### [PROBLEM REQUIREMENTS]
The exercise asks for every line of the data to be reproduced exactly.

— START OF EXERCISE INPUTS —

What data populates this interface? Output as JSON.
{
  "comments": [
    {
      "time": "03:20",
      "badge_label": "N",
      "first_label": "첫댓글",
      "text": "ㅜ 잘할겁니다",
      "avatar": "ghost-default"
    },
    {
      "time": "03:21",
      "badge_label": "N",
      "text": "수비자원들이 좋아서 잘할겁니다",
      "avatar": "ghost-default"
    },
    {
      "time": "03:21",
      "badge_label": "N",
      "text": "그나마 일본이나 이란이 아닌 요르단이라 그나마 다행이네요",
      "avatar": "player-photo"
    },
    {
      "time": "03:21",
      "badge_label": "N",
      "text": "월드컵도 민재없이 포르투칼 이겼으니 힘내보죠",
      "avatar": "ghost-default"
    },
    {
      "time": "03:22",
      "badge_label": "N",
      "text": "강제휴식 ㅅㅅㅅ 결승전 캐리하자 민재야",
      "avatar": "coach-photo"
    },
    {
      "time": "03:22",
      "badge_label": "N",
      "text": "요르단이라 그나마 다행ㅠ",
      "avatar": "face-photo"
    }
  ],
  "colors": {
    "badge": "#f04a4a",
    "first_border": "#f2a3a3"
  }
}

— END OF EXERCISE INPUTS —

### [TASK OUTPUT]
What data populates this interface? Output as JSON.
{
  "comments": [
    {
      "time": "03:20",
      "badge_label": "N",
      "first_label": "첫댓글",
      "text": "ㅜ 잘할겁니다",
      "avatar": "ghost-default"
    },
    {
      "time": "03:21",
      "badge_label": "N",
      "text": "수비자원들이 좋아서 잘할겁니다",
      "avatar": "ghost-default"
    },
    {
      "time": "03:21",
      "badge_label": "N",
      "text": "그나마 일본이나 이란이 아닌 요르단이라 그나마 다행이네요",
      "avatar": "player-photo"
    },
    {
      "time": "03:21",
      "badge_label": "N",
      "text": "월드컵도 민재없이 포르투칼 이겼으니 힘내보죠",
      "avatar": "ghost-default"
    },
    {
      "time": "03:22",
      "badge_label": "N",
      "text": "강제휴식 ㅅㅅㅅ 결승전 캐리하자 민재야",
      "avatar": "coach-photo"
    },
    {
      "time": "03:22",
      "badge_label": "N",
      "text": "요르단이라 그나마 다행ㅠ",
      "avatar": "face-photo"
    }
  ],
  "colors": {
    "badge": "#f04a4a",
    "first_border": "#f2a3a3"
  }
}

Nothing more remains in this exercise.